Of the lines in the data below, count the ones holding the string "příznaky", and answer with that number only.

------ Data supplied ------

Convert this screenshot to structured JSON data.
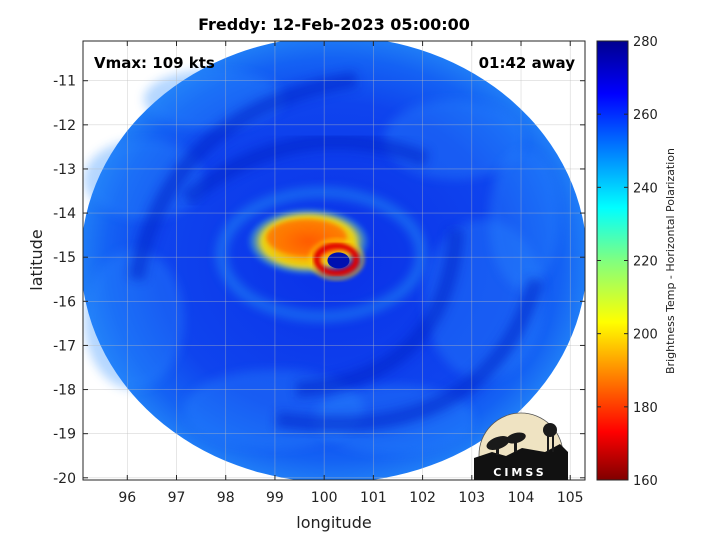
{
  "chart_data": {
    "type": "heatmap",
    "title": "Freddy: 12-Feb-2023 05:00:00",
    "xlabel": "longitude",
    "ylabel": "latitude",
    "xlim": [
      95.1,
      105.3
    ],
    "ylim": [
      -20.05,
      -10.1
    ],
    "xticks": [
      96,
      97,
      98,
      99,
      100,
      101,
      102,
      103,
      104,
      105
    ],
    "yticks": [
      -11,
      -12,
      -13,
      -14,
      -15,
      -16,
      -17,
      -18,
      -19,
      -20
    ],
    "grid": true,
    "annotations": {
      "vmax": "Vmax: 109 kts",
      "time_offset": "01:42 away"
    },
    "colorbar": {
      "label": "Brightness Temp - Horizontal Polarization",
      "range": [
        160,
        280
      ],
      "ticks": [
        280,
        260,
        240,
        220,
        200,
        180,
        160
      ],
      "colormap": "jet"
    },
    "storm": {
      "eye_lon": 100.25,
      "eye_lat": -15.05,
      "background_value": 258,
      "swath_center_lon": 100.2,
      "swath_center_lat": -15.05
    },
    "logo_text": "CIMSS"
  }
}
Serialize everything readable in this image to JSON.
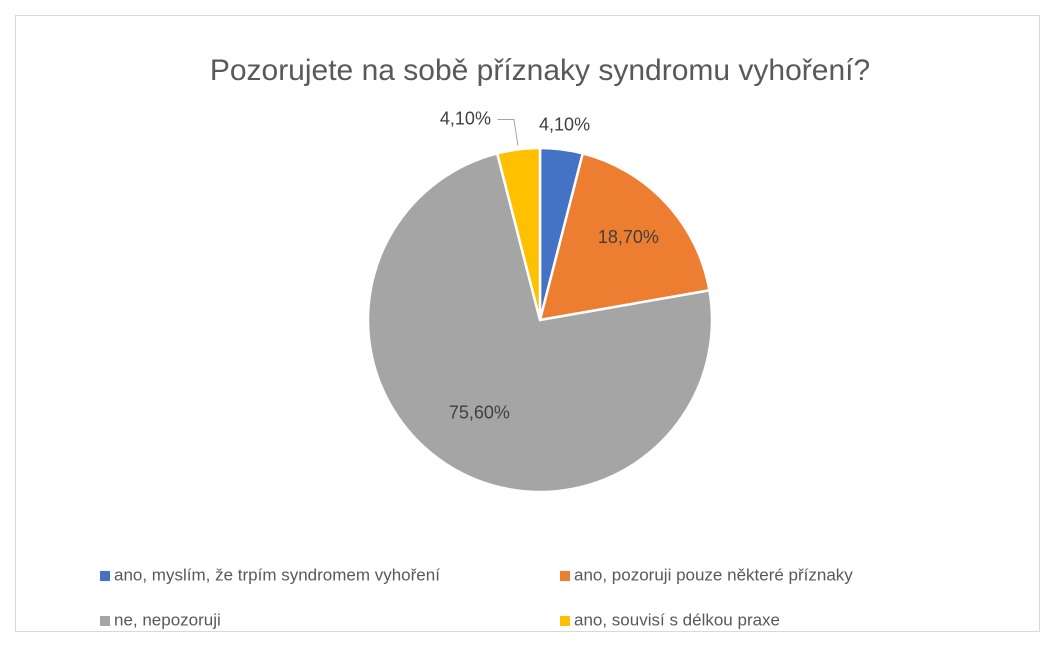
{
  "chart_data": {
    "type": "pie",
    "title": "Pozorujete na sobě příznaky syndromu vyhoření?",
    "categories": [
      "ano, myslím, že trpím syndromem vyhoření",
      "ano, pozoruji pouze některé příznaky",
      "ne, nepozoruji",
      "ano, souvisí s délkou praxe"
    ],
    "values": [
      4.1,
      18.7,
      75.6,
      4.1
    ],
    "value_labels": [
      "4,10%",
      "18,70%",
      "75,60%",
      "4,10%"
    ],
    "colors": [
      "#4472c4",
      "#ed7d31",
      "#a5a5a5",
      "#ffc000"
    ],
    "legend": "bottom"
  }
}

------

■ **Final answer**:
2